*** Input records

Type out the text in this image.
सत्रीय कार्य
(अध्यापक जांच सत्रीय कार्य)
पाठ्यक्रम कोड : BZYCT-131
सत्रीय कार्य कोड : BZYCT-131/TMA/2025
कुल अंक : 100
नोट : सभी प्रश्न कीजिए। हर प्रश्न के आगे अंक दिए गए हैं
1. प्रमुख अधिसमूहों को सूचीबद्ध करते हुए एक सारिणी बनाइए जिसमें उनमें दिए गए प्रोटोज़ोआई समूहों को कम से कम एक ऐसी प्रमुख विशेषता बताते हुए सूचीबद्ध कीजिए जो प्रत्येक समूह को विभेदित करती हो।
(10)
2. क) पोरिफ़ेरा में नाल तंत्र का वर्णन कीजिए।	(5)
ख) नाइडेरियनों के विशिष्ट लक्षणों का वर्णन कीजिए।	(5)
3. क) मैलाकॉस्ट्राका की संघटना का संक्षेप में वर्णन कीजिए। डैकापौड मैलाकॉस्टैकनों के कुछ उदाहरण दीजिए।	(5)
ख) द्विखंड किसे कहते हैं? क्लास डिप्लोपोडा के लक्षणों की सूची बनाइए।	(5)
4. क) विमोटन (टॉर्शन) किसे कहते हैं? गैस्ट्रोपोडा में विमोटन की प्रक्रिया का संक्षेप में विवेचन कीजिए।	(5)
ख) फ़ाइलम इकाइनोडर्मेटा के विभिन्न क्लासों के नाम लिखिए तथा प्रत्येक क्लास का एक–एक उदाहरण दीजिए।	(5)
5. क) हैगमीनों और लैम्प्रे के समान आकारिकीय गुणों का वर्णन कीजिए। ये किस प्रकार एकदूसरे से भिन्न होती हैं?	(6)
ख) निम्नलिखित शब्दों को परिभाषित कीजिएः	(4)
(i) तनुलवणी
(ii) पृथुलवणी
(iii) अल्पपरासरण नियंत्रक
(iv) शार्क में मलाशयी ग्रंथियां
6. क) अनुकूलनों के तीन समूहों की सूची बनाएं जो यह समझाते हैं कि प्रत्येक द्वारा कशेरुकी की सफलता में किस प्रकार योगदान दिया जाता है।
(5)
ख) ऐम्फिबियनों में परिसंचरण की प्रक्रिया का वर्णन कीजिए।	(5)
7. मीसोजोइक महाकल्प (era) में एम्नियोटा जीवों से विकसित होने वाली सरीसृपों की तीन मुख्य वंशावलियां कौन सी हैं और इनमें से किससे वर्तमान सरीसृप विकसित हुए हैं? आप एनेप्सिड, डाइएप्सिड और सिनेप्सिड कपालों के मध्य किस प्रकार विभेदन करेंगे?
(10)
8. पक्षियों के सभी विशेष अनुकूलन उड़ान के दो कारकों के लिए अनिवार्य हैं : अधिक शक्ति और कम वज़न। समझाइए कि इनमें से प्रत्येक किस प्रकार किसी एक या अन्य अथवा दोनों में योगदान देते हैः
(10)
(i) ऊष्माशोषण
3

******

Say how many lines of the listing above contain "BZYCT", with no other words.

2